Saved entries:
** BEGIN **

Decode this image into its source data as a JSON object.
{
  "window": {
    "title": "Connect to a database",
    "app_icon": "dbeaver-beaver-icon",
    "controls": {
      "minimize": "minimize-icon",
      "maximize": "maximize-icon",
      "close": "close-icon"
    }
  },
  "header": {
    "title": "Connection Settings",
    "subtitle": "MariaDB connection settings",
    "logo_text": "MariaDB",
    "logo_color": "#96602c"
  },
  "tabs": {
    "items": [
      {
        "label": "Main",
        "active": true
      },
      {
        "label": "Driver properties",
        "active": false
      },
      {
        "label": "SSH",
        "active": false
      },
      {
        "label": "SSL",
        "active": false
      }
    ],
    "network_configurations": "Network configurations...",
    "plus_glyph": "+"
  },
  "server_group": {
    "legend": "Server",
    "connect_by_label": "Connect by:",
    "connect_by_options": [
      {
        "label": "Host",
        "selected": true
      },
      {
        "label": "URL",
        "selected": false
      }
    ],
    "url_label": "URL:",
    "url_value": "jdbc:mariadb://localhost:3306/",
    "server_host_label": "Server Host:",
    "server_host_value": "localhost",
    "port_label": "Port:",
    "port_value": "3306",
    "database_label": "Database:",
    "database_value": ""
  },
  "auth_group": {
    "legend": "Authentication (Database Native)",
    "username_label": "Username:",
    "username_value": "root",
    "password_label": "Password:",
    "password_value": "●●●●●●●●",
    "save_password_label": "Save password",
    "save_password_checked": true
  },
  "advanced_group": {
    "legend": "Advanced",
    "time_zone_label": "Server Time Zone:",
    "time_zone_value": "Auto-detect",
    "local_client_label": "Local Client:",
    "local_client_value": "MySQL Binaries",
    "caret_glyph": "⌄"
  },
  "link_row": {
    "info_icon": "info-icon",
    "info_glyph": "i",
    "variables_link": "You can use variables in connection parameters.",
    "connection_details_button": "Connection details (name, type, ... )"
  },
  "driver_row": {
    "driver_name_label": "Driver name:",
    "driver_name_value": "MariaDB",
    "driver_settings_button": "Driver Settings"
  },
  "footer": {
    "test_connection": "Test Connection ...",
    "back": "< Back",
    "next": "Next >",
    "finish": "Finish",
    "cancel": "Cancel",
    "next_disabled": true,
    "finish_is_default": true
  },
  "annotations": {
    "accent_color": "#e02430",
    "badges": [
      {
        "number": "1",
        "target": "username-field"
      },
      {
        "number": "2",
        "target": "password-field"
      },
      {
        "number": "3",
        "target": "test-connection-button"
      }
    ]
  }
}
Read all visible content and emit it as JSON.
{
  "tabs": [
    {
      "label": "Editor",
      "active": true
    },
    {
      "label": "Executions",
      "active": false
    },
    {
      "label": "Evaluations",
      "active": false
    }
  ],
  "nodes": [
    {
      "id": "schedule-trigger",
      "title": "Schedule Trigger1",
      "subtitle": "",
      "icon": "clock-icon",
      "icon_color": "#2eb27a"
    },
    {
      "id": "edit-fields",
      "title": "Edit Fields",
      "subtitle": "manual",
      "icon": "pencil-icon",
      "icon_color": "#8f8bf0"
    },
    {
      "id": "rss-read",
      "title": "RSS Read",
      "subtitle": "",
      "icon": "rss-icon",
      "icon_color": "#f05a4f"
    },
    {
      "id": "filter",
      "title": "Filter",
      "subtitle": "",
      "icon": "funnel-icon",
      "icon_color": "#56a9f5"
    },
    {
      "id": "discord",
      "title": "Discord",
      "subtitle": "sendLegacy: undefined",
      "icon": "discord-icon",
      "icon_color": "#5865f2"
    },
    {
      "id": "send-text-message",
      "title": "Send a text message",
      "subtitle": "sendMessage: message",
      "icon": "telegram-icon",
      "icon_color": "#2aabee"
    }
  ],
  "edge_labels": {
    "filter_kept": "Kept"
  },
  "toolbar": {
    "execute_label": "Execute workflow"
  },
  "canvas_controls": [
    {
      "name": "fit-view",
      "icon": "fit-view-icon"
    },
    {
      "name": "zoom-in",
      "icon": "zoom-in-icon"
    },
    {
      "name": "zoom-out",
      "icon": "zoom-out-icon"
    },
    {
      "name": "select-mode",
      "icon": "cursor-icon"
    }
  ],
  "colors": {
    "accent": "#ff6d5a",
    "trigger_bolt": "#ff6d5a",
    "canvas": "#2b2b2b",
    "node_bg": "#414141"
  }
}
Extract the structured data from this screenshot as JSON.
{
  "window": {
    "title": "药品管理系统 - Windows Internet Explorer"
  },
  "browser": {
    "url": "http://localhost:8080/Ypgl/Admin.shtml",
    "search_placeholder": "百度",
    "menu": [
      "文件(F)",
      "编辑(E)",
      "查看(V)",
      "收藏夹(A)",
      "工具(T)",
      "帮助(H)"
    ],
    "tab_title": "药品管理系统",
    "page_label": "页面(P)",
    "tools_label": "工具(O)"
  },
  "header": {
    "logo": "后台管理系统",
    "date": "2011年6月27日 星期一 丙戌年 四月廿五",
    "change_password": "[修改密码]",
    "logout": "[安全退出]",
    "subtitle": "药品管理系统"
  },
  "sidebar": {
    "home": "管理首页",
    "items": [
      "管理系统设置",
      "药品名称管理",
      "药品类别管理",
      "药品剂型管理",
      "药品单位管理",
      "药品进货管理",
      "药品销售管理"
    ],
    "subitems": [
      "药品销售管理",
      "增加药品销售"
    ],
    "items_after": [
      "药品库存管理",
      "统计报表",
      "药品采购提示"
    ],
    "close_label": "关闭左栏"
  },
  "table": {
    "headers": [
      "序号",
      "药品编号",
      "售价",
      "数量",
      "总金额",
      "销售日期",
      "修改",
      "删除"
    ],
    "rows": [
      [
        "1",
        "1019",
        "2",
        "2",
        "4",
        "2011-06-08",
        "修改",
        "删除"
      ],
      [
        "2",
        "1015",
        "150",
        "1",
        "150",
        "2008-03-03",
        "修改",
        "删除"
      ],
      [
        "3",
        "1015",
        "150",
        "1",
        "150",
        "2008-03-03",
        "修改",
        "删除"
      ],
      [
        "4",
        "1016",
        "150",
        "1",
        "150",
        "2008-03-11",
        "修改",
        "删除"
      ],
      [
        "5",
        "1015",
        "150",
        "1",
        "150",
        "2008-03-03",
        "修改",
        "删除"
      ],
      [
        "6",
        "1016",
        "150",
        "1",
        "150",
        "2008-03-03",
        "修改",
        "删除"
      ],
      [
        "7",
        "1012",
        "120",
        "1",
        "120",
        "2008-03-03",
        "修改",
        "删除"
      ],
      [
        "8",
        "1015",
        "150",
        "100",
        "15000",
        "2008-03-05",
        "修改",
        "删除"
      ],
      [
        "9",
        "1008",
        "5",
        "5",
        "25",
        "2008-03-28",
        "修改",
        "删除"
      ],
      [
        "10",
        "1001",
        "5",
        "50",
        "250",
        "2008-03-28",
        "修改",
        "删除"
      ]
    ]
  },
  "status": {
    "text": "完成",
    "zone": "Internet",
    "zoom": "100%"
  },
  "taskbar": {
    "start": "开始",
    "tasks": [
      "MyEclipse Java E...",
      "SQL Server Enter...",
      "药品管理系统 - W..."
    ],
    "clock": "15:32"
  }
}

** END **
** BEGIN **

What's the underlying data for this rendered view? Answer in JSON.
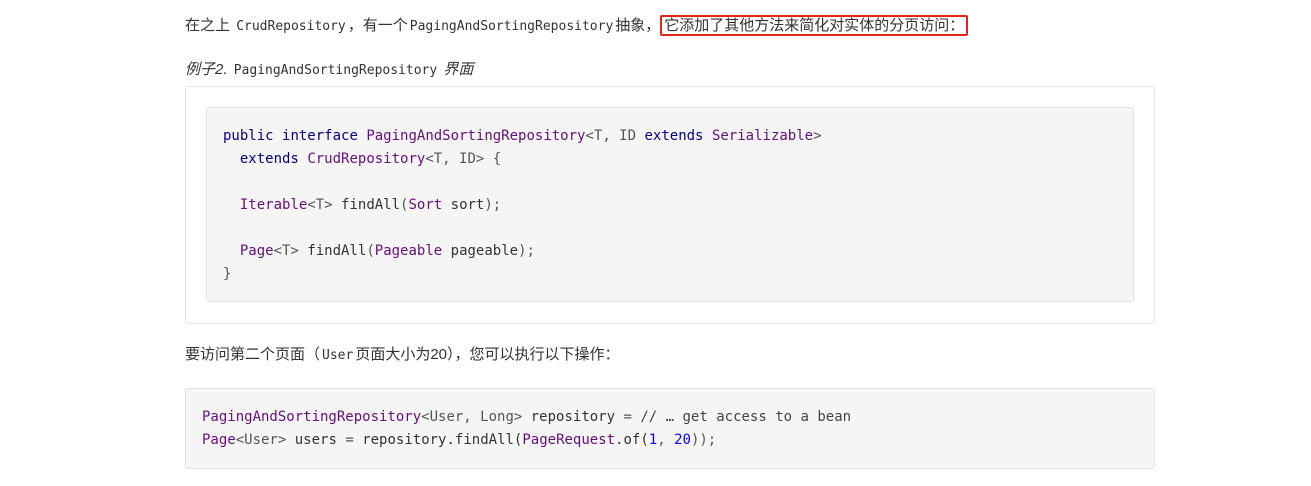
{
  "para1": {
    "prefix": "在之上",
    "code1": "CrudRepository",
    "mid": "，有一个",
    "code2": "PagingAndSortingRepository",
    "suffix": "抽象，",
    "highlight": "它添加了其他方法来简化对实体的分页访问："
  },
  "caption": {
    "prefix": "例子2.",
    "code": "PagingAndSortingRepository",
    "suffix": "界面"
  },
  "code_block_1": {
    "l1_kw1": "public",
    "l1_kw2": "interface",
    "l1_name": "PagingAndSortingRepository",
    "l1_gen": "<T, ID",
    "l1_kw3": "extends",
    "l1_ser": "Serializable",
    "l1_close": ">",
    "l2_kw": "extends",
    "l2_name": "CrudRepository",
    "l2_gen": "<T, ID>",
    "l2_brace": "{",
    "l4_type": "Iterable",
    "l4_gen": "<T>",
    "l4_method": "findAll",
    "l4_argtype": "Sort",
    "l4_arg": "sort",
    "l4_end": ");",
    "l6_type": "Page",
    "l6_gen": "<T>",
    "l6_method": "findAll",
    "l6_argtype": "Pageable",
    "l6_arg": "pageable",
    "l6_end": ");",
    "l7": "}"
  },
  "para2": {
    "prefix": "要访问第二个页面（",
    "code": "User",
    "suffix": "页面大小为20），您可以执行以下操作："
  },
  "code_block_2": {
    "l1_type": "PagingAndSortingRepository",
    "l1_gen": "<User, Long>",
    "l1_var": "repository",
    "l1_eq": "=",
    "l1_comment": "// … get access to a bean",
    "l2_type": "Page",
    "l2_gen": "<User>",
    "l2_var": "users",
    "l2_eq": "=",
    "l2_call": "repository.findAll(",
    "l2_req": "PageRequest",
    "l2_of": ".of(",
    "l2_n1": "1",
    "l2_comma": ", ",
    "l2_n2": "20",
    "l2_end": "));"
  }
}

** END **

Problem to work on -> Each line of the material above either contains the word "JSON" or does not; state how many do, and nothing else.

Exercise response -> 4